■ **Record set**
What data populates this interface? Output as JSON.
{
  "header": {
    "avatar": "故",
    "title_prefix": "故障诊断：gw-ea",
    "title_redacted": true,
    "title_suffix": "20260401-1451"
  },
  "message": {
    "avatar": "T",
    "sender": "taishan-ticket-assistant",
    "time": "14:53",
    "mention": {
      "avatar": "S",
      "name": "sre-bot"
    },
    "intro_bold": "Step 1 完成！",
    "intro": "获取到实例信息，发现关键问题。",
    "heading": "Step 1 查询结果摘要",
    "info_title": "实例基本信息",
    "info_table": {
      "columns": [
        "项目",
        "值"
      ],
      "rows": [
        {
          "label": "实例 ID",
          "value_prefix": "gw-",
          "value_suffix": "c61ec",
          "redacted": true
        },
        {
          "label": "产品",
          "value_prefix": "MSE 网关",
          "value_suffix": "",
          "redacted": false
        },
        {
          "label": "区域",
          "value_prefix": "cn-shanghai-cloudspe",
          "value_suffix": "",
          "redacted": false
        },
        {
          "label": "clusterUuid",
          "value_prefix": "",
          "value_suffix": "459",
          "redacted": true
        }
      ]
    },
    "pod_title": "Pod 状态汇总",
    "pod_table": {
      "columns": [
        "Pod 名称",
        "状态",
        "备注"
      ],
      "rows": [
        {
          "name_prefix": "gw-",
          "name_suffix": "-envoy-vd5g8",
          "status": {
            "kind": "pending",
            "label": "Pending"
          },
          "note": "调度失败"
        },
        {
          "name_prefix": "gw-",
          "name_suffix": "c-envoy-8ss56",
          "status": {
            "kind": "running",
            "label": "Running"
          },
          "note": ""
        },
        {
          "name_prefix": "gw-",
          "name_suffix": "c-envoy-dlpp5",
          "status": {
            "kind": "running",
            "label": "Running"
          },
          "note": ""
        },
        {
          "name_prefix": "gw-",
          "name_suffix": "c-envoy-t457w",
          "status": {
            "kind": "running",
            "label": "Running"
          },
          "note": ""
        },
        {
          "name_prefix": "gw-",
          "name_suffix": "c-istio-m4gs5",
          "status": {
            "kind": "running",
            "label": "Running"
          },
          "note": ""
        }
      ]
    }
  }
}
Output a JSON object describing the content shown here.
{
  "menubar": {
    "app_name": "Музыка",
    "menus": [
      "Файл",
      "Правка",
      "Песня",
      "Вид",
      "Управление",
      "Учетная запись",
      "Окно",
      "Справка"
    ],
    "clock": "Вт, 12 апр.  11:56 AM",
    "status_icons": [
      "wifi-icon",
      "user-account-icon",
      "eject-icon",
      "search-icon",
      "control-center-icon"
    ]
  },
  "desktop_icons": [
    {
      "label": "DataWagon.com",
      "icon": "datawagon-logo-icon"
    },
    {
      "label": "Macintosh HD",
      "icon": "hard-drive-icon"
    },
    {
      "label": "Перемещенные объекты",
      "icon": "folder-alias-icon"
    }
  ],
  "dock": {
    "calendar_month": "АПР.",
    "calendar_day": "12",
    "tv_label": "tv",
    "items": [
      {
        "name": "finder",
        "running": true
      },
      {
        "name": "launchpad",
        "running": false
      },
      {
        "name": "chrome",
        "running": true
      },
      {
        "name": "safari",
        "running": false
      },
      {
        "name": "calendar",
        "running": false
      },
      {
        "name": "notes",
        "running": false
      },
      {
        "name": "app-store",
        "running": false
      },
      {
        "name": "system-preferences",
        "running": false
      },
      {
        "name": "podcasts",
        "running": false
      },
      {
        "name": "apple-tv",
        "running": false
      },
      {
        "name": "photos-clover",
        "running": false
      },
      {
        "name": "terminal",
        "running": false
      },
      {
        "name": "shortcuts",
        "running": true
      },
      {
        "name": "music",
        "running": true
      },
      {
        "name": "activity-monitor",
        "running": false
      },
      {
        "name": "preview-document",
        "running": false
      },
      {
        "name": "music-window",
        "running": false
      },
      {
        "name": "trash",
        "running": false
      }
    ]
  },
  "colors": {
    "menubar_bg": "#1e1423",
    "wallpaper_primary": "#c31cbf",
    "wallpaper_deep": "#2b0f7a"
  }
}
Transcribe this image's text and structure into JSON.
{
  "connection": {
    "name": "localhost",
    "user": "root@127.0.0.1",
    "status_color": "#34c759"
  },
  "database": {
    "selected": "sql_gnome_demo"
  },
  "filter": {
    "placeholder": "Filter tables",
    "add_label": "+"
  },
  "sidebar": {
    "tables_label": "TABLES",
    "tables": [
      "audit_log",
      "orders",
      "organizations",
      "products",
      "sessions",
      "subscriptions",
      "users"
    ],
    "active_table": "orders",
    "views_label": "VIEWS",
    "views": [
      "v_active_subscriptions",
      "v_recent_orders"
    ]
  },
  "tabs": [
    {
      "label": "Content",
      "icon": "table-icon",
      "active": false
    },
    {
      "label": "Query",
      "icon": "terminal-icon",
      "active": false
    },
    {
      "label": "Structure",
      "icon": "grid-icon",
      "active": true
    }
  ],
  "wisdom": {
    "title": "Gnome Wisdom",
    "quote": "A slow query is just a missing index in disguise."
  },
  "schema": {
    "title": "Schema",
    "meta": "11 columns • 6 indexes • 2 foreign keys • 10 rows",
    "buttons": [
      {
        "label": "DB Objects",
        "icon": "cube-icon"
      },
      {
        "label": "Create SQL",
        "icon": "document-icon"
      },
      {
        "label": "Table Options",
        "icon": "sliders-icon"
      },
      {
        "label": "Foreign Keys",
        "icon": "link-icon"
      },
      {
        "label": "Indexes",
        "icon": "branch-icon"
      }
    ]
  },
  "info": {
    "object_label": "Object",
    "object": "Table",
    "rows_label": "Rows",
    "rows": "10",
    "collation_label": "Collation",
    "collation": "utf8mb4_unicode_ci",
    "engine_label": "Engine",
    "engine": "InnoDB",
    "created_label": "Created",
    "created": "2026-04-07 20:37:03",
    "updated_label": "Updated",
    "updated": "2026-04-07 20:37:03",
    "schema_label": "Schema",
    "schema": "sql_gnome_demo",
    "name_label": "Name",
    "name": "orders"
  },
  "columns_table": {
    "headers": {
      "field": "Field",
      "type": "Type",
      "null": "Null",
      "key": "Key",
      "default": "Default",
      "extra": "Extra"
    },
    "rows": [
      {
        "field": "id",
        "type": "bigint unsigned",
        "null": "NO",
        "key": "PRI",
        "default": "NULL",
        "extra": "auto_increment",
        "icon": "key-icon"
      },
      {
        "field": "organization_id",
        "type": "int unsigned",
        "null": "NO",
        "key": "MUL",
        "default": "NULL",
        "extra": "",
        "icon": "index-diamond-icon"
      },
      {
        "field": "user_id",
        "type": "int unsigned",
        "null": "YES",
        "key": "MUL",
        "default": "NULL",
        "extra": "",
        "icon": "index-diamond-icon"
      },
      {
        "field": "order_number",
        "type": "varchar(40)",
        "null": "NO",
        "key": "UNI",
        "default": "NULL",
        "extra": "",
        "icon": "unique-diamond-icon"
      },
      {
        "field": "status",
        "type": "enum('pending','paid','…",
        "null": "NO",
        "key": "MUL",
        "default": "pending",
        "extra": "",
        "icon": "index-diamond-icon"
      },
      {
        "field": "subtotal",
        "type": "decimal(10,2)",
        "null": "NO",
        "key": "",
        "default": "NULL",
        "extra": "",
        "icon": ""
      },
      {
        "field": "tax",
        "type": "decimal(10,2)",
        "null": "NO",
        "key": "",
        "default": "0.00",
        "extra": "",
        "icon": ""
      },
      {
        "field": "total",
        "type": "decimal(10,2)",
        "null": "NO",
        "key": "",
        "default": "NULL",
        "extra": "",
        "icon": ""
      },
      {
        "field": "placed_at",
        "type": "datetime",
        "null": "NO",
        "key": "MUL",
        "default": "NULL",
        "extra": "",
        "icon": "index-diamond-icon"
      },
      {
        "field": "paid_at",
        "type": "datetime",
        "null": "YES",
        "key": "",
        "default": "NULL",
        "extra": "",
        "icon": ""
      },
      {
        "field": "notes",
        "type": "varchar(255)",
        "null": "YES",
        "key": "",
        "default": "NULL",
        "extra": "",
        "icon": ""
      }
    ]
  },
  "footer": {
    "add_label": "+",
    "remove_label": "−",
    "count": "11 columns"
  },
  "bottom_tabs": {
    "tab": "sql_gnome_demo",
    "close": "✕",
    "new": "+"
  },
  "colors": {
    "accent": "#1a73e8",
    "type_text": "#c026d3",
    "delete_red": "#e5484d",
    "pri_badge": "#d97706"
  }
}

■ **Exercise brief**
Go through the listing above and locate each line that holds the word "Step". Copy those lines.

■ **Answer for this exercise**
    "intro_bold": "Step 1 完成！",
    "heading": "Step 1 查询结果摘要",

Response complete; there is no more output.